[start]

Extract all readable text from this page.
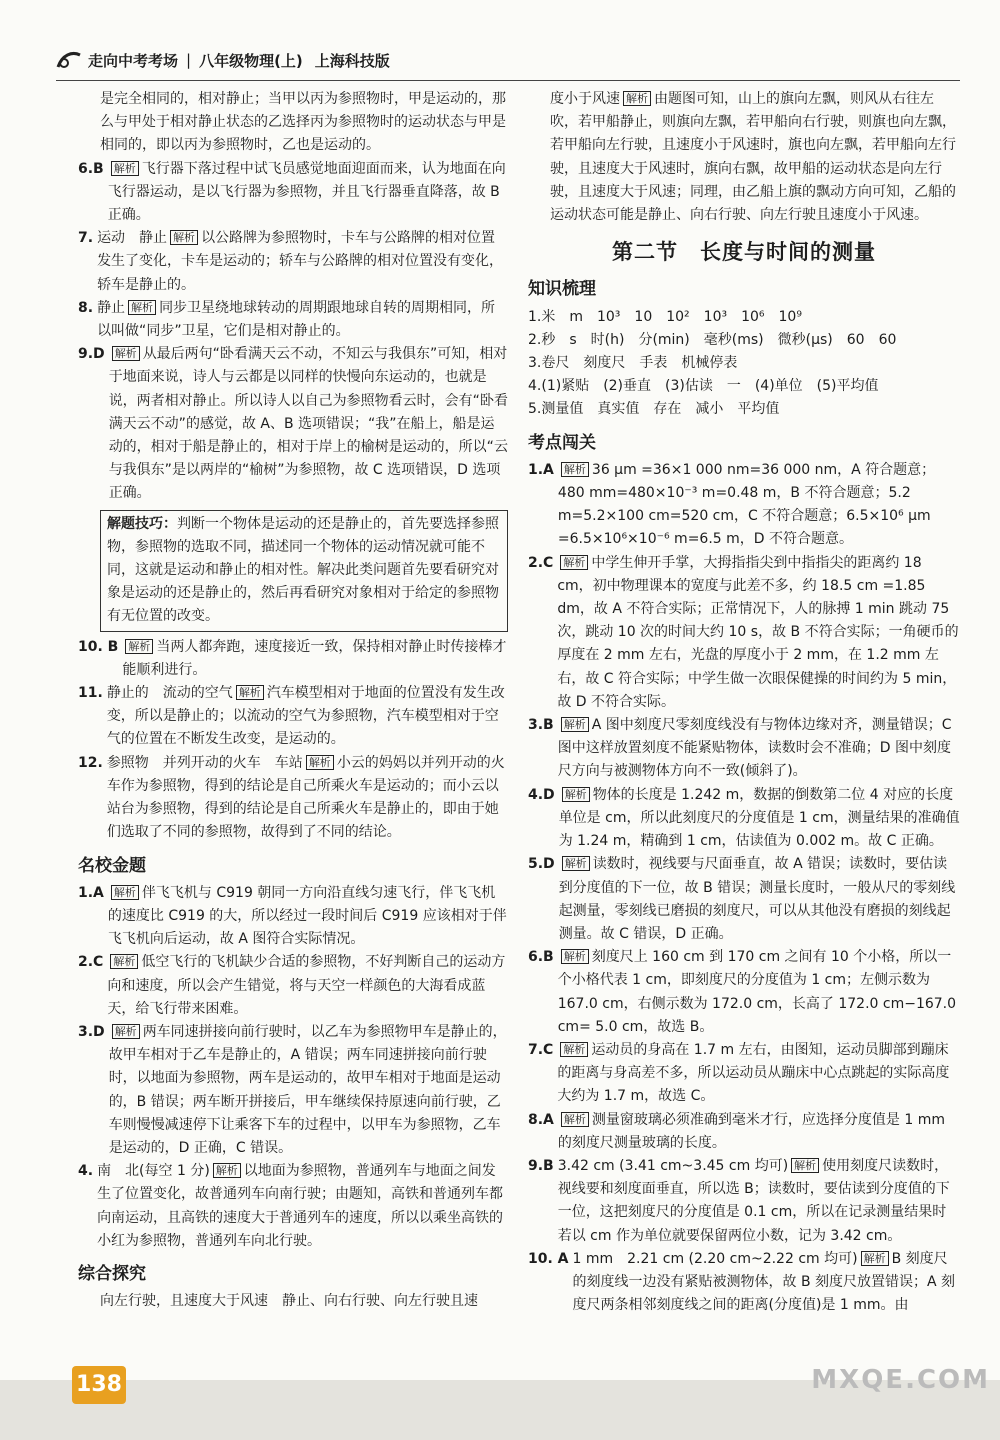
走向中考考场 | 八年级物理(上) 上海科技版
是完全相同的，相对静止；当甲以丙为参照物时，甲是运动的，那么与甲处于相对静止状态的乙选择丙为参照物时的运动状态与甲是相同的，即以丙为参照物时，乙也是运动的。
6.B 解析 飞行器下落过程中试飞员感觉地面迎面而来，认为地面在向飞行器运动，是以飞行器为参照物，并且飞行器垂直降落，故 B 正确。
7. 运动　静止 解析 以公路牌为参照物时，卡车与公路牌的相对位置发生了变化，卡车是运动的；轿车与公路牌的相对位置没有变化，轿车是静止的。
8. 静止 解析 同步卫星绕地球转动的周期跟地球自转的周期相同，所以叫做“同步”卫星，它们是相对静止的。
9.D 解析 从最后两句“卧看满天云不动，不知云与我俱东”可知，相对于地面来说，诗人与云都是以同样的快慢向东运动的，也就是说，两者相对静止。所以诗人以自己为参照物看云时，会有“卧看满天云不动”的感觉，故 A、B 选项错误；“我”在船上，船是运动的，相对于船是静止的，相对于岸上的榆树是运动的，所以“云与我俱东”是以两岸的“榆树”为参照物，故 C 选项错误，D 选项正确。
解题技巧：判断一个物体是运动的还是静止的，首先要选择参照物，参照物的选取不同，描述同一个物体的运动情况就可能不同，这就是运动和静止的相对性。解决此类问题首先要看研究对象是运动的还是静止的，然后再看研究对象相对于给定的参照物有无位置的改变。
10. B 解析 当两人都奔跑，速度接近一致，保持相对静止时传接棒才能顺利进行。
11. 静止的　流动的空气 解析 汽车模型相对于地面的位置没有发生改变，所以是静止的；以流动的空气为参照物，汽车模型相对于空气的位置在不断发生改变，是运动的。
12. 参照物　并列开动的火车　车站 解析 小云的妈妈以并列开动的火车作为参照物，得到的结论是自己所乘火车是运动的；而小云以站台为参照物，得到的结论是自己所乘火车是静止的，即由于她们选取了不同的参照物，故得到了不同的结论。
名校金题
1.A 解析 伴飞飞机与 C919 朝同一方向沿直线匀速飞行，伴飞飞机的速度比 C919 的大，所以经过一段时间后 C919 应该相对于伴飞飞机向后运动，故 A 图符合实际情况。
2.C 解析 低空飞行的飞机缺少合适的参照物，不好判断自己的运动方向和速度，所以会产生错觉，将与天空一样颜色的大海看成蓝天，给飞行带来困难。
3.D 解析 两车同速拼接向前行驶时，以乙车为参照物甲车是静止的，故甲车相对于乙车是静止的，A 错误；两车同速拼接向前行驶时，以地面为参照物，两车是运动的，故甲车相对于地面是运动的，B 错误；两车断开拼接后，甲车继续保持原速向前行驶，乙车则慢慢减速停下让乘客下车的过程中，以甲车为参照物，乙车是运动的，D 正确，C 错误。
4. 南　北(每空 1 分) 解析 以地面为参照物，普通列车与地面之间发生了位置变化，故普通列车向南行驶；由题知，高铁和普通列车都向南运动，且高铁的速度大于普通列车的速度，所以以乘坐高铁的小红为参照物，普通列车向北行驶。
综合探究
向左行驶，且速度大于风速　静止、向右行驶、向左行驶且速
度小于风速 解析 由题图可知，山上的旗向左飘，则风从右往左吹，若甲船静止，则旗向左飘，若甲船向右行驶，则旗也向左飘，若甲船向左行驶，且速度小于风速时，旗也向左飘，若甲船向左行驶，且速度大于风速时，旗向右飘，故甲船的运动状态是向左行驶，且速度大于风速；同理，由乙船上旗的飘动方向可知，乙船的运动状态可能是静止、向右行驶、向左行驶且速度小于风速。
第二节　长度与时间的测量
知识梳理
1.米　m　10³　10　10²　10³　10⁶　10⁹
2.秒　s　时(h)　分(min)　毫秒(ms)　微秒(μs)　60　60
3.卷尺　刻度尺　手表　机械停表
4.(1)紧贴　(2)垂直　(3)估读　一　(4)单位　(5)平均值
5.测量值　真实值　存在　减小　平均值
考点闯关
1.A 解析 36 μm =36×1 000 nm=36 000 nm，A 符合题意；480 mm=480×10⁻³ m=0.48 m，B 不符合题意；5.2 m=5.2×100 cm=520 cm，C 不符合题意；6.5×10⁶ μm =6.5×10⁶×10⁻⁶ m=6.5 m，D 不符合题意。
2.C 解析 中学生伸开手掌，大拇指指尖到中指指尖的距离约 18 cm，初中物理课本的宽度与此差不多，约 18.5 cm =1.85 dm，故 A 不符合实际；正常情况下，人的脉搏 1 min 跳动 75 次，跳动 10 次的时间大约 10 s，故 B 不符合实际；一角硬币的厚度在 2 mm 左右，光盘的厚度小于 2 mm，在 1.2 mm 左右，故 C 符合实际；中学生做一次眼保健操的时间约为 5 min，故 D 不符合实际。
3.B 解析 A 图中刻度尺零刻度线没有与物体边缘对齐，测量错误；C 图中这样放置刻度不能紧贴物体，读数时会不准确；D 图中刻度尺方向与被测物体方向不一致(倾斜了)。
4.D 解析 物体的长度是 1.242 m，数据的倒数第二位 4 对应的长度单位是 cm，所以此刻度尺的分度值是 1 cm，测量结果的准确值为 1.24 m，精确到 1 cm，估读值为 0.002 m。故 C 正确。
5.D 解析 读数时，视线要与尺面垂直，故 A 错误；读数时，要估读到分度值的下一位，故 B 错误；测量长度时，一般从尺的零刻线起测量，零刻线已磨损的刻度尺，可以从其他没有磨损的刻线起测量。故 C 错误，D 正确。
6.B 解析 刻度尺上 160 cm 到 170 cm 之间有 10 个小格，所以一个小格代表 1 cm，即刻度尺的分度值为 1 cm；左侧示数为 167.0 cm，右侧示数为 172.0 cm，长高了 172.0 cm−167.0 cm= 5.0 cm，故选 B。
7.C 解析 运动员的身高在 1.7 m 左右，由图知，运动员脚部到蹦床的距离与身高差不多，所以运动员从蹦床中心点跳起的实际高度大约为 1.7 m，故选 C。
8.A 解析 测量窗玻璃必须准确到毫米才行，应选择分度值是 1 mm 的刻度尺测量玻璃的长度。
9.B 3.42 cm (3.41 cm~3.45 cm 均可) 解析 使用刻度尺读数时，视线要和刻度面垂直，所以选 B；读数时，要估读到分度值的下一位，这把刻度尺的分度值是 0.1 cm，所以在记录测量结果时若以 cm 作为单位就要保留两位小数，记为 3.42 cm。
10. A 1 mm　2.21 cm (2.20 cm~2.22 cm 均可) 解析 B 刻度尺的刻度线一边没有紧贴被测物体，故 B 刻度尺放置错误；A 刻度尺两条相邻刻度线之间的距离(分度值)是 1 mm。由
138	MXQE.COM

[end]

• **Exercise task**
Above are records with pictures; repeat the records exactly and leave the pictures out.

• **Solution to this exercise**
Extract all readable text from this page.
走向中考考场 | 八年级物理(上) 上海科技版
是完全相同的，相对静止；当甲以丙为参照物时，甲是运动的，那么与甲处于相对静止状态的乙选择丙为参照物时的运动状态与甲是相同的，即以丙为参照物时，乙也是运动的。
6.B 解析 飞行器下落过程中试飞员感觉地面迎面而来，认为地面在向飞行器运动，是以飞行器为参照物，并且飞行器垂直降落，故 B 正确。
7. 运动　静止 解析 以公路牌为参照物时，卡车与公路牌的相对位置发生了变化，卡车是运动的；轿车与公路牌的相对位置没有变化，轿车是静止的。
8. 静止 解析 同步卫星绕地球转动的周期跟地球自转的周期相同，所以叫做“同步”卫星，它们是相对静止的。
9.D 解析 从最后两句“卧看满天云不动，不知云与我俱东”可知，相对于地面来说，诗人与云都是以同样的快慢向东运动的，也就是说，两者相对静止。所以诗人以自己为参照物看云时，会有“卧看满天云不动”的感觉，故 A、B 选项错误；“我”在船上，船是运动的，相对于船是静止的，相对于岸上的榆树是运动的，所以“云与我俱东”是以两岸的“榆树”为参照物，故 C 选项错误，D 选项正确。
解题技巧：判断一个物体是运动的还是静止的，首先要选择参照物，参照物的选取不同，描述同一个物体的运动情况就可能不同，这就是运动和静止的相对性。解决此类问题首先要看研究对象是运动的还是静止的，然后再看研究对象相对于给定的参照物有无位置的改变。
10. B 解析 当两人都奔跑，速度接近一致，保持相对静止时传接棒才能顺利进行。
11. 静止的　流动的空气 解析 汽车模型相对于地面的位置没有发生改变，所以是静止的；以流动的空气为参照物，汽车模型相对于空气的位置在不断发生改变，是运动的。
12. 参照物　并列开动的火车　车站 解析 小云的妈妈以并列开动的火车作为参照物，得到的结论是自己所乘火车是运动的；而小云以站台为参照物，得到的结论是自己所乘火车是静止的，即由于她们选取了不同的参照物，故得到了不同的结论。
名校金题
1.A 解析 伴飞飞机与 C919 朝同一方向沿直线匀速飞行，伴飞飞机的速度比 C919 的大，所以经过一段时间后 C919 应该相对于伴飞飞机向后运动，故 A 图符合实际情况。
2.C 解析 低空飞行的飞机缺少合适的参照物，不好判断自己的运动方向和速度，所以会产生错觉，将与天空一样颜色的大海看成蓝天，给飞行带来困难。
3.D 解析 两车同速拼接向前行驶时，以乙车为参照物甲车是静止的，故甲车相对于乙车是静止的，A 错误；两车同速拼接向前行驶时，以地面为参照物，两车是运动的，故甲车相对于地面是运动的，B 错误；两车断开拼接后，甲车继续保持原速向前行驶，乙车则慢慢减速停下让乘客下车的过程中，以甲车为参照物，乙车是运动的，D 正确，C 错误。
4. 南　北(每空 1 分) 解析 以地面为参照物，普通列车与地面之间发生了位置变化，故普通列车向南行驶；由题知，高铁和普通列车都向南运动，且高铁的速度大于普通列车的速度，所以以乘坐高铁的小红为参照物，普通列车向北行驶。
综合探究
向左行驶，且速度大于风速　静止、向右行驶、向左行驶且速
度小于风速 解析 由题图可知，山上的旗向左飘，则风从右往左吹，若甲船静止，则旗向左飘，若甲船向右行驶，则旗也向左飘，若甲船向左行驶，且速度小于风速时，旗也向左飘，若甲船向左行驶，且速度大于风速时，旗向右飘，故甲船的运动状态是向左行驶，且速度大于风速；同理，由乙船上旗的飘动方向可知，乙船的运动状态可能是静止、向右行驶、向左行驶且速度小于风速。
第二节　长度与时间的测量
知识梳理
1.米　m　10³　10　10²　10³　10⁶　10⁹
2.秒　s　时(h)　分(min)　毫秒(ms)　微秒(μs)　60　60
3.卷尺　刻度尺　手表　机械停表
4.(1)紧贴　(2)垂直　(3)估读　一　(4)单位　(5)平均值
5.测量值　真实值　存在　减小　平均值
考点闯关
1.A 解析 36 μm =36×1 000 nm=36 000 nm，A 符合题意；480 mm=480×10⁻³ m=0.48 m，B 不符合题意；5.2 m=5.2×100 cm=520 cm，C 不符合题意；6.5×10⁶ μm =6.5×10⁶×10⁻⁶ m=6.5 m，D 不符合题意。
2.C 解析 中学生伸开手掌，大拇指指尖到中指指尖的距离约 18 cm，初中物理课本的宽度与此差不多，约 18.5 cm =1.85 dm，故 A 不符合实际；正常情况下，人的脉搏 1 min 跳动 75 次，跳动 10 次的时间大约 10 s，故 B 不符合实际；一角硬币的厚度在 2 mm 左右，光盘的厚度小于 2 mm，在 1.2 mm 左右，故 C 符合实际；中学生做一次眼保健操的时间约为 5 min，故 D 不符合实际。
3.B 解析 A 图中刻度尺零刻度线没有与物体边缘对齐，测量错误；C 图中这样放置刻度不能紧贴物体，读数时会不准确；D 图中刻度尺方向与被测物体方向不一致(倾斜了)。
4.D 解析 物体的长度是 1.242 m，数据的倒数第二位 4 对应的长度单位是 cm，所以此刻度尺的分度值是 1 cm，测量结果的准确值为 1.24 m，精确到 1 cm，估读值为 0.002 m。故 C 正确。
5.D 解析 读数时，视线要与尺面垂直，故 A 错误；读数时，要估读到分度值的下一位，故 B 错误；测量长度时，一般从尺的零刻线起测量，零刻线已磨损的刻度尺，可以从其他没有磨损的刻线起测量。故 C 错误，D 正确。
6.B 解析 刻度尺上 160 cm 到 170 cm 之间有 10 个小格，所以一个小格代表 1 cm，即刻度尺的分度值为 1 cm；左侧示数为 167.0 cm，右侧示数为 172.0 cm，长高了 172.0 cm−167.0 cm= 5.0 cm，故选 B。
7.C 解析 运动员的身高在 1.7 m 左右，由图知，运动员脚部到蹦床的距离与身高差不多，所以运动员从蹦床中心点跳起的实际高度大约为 1.7 m，故选 C。
8.A 解析 测量窗玻璃必须准确到毫米才行，应选择分度值是 1 mm 的刻度尺测量玻璃的长度。
9.B 3.42 cm (3.41 cm~3.45 cm 均可) 解析 使用刻度尺读数时，视线要和刻度面垂直，所以选 B；读数时，要估读到分度值的下一位，这把刻度尺的分度值是 0.1 cm，所以在记录测量结果时若以 cm 作为单位就要保留两位小数，记为 3.42 cm。
10. A 1 mm　2.21 cm (2.20 cm~2.22 cm 均可) 解析 B 刻度尺的刻度线一边没有紧贴被测物体，故 B 刻度尺放置错误；A 刻度尺两条相邻刻度线之间的距离(分度值)是 1 mm。由
138	MXQE.COM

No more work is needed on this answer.